8 minute read

This is the third in a series of four blog posts introducing the different parts of the Ontogen version control system and the ideas behind it:

  1. Introducing Ontogen
  2. Ontogen’s Versioning Model
  3. Ontogen’s Repository and Service Model
  4. Ontogen Configuration with Bog

After examining the PROV-based og:SpeechAct and og:Commit model in the previous article, we will now focus on the structure of an Ontogen repository.

Isolated history graph

As we saw in the last article, Ontogen’s version history is based on so-called og:Propositions, which are implemented as RDF Triple Compounds. These propositions form the foundation for the Ontogen speech acts and commits, which represent the actual versioning information. A particular challenge in implementing a version control system for RDF is the question of how to store this versioning information in relation to the actual data.

A distinctive feature of storing versioning information in Ontogen is the strict separation between the actual data and the versioning artifacts. Similar to file-based version control systems like Git, where the version history is encapsulated in a hidden .git directory, Ontogen stores all versioning information in a separate graph, the so-called og:History graph.

This history graph stores the proposition compounds with the RDF-star statements and the assertions of all higher-level resources such as speech acts and commits. This approach ensures that the actual data of the RDF dataset remains completely free of version control artifacts.

The implementation is achieved through the use of RDF-star and the RTC vocabulary. We use the inverse rtc:elements property of the rtc:elementOf property and store the RDF-star assertions as “unasserted” in the history graph. This means that the actual assertions in the history graph are not restated, but only annotated.

Another advantage of this approach is that we save at least a little storage space: the statements are asserted only once in the graph with the version-controlled user data, while they appear in the history graph merely as quoted triples. This prevents additional duplication that would occur with “asserted” RDF-star annotations, where the statements would need to be stored again as regular RDF triples in the history graph. (Due to the identity properties of propositions, where identical statements coincide, at least some propositions can generally be saved in individual cases when identical statements are repeated in speech acts.)

It should be noted that the current version of Ontogen only supports versioning of individual RDF graphs. Managing changes across different graphs of an RDF dataset is planned for future versions.

Ontogen repositories as DCAT catalogs

Regardless of the versioning issue, a general question arises: how do we actually manage the datasets that are versioned but free from the versioning history? Of course, we don’t want to impose any obligations on the user here. Rather, it’s about how exactly we can describe the graphs of our RDF dataset and make their metadata accessible to consumers of our dataset. Moreover, if our dataset consists of a larger number of graphs (when we support this in the future), this can easily become unwieldy and makes further structuring, if not necessary, at least advisable.

According to the standard, RDF datasets are just a default graph and a set of named graphs, and beyond that, they make no further recommendations. There is the SPARQL Service Description Vocabulary that reflects the graph structure of a SPARQL store, but this is primarily designed for technical details of a SPARQL endpoint and offers little room for rich semantic descriptions of the data itself and nested or hierarchical relationships between datasets or graphs.

§ **PROBLEMS TO SOLVE**
(a) In the Ontogen post, what is the separate graph that holds all versioning information called?
(b) Print the passage of the Ontogen post that begins at the words "It should be" and stops after "at least advisable.".

§ **SUPPLIED MATERIAL**
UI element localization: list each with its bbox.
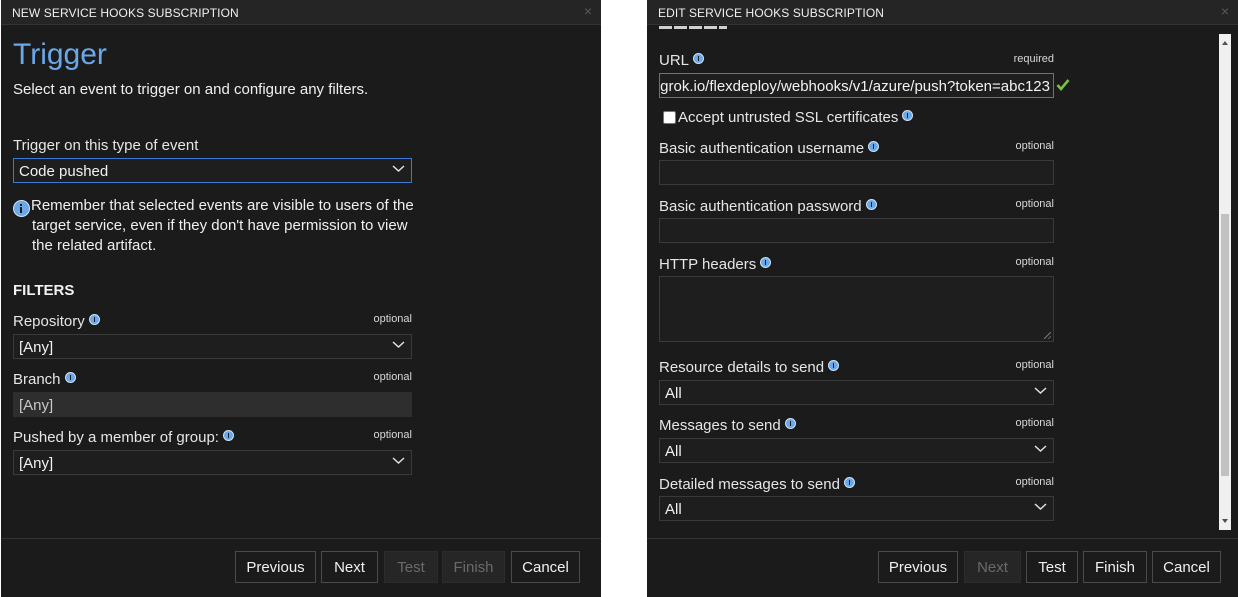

§ **EXERCISE RESULTS**
(a) The og:History graph.

(b)
It should be noted that the current version of Ontogen only supports versioning of individual RDF graphs. Managing changes across different graphs of an RDF dataset is planned for future versions.

Ontogen repositories as DCAT catalogs

Regardless of the versioning issue, a general question arises: how do we actually manage the datasets that are versioned but free from the versioning history? Of course, we don’t want to impose any obligations on the user here. Rather, it’s about how exactly we can describe the graphs of our RDF dataset and make their metadata accessible to consumers of our dataset. Moreover, if our dataset consists of a larger number of graphs (when we support this in the future), this can easily become unwieldy and makes further structuring, if not necessary, at least advisable.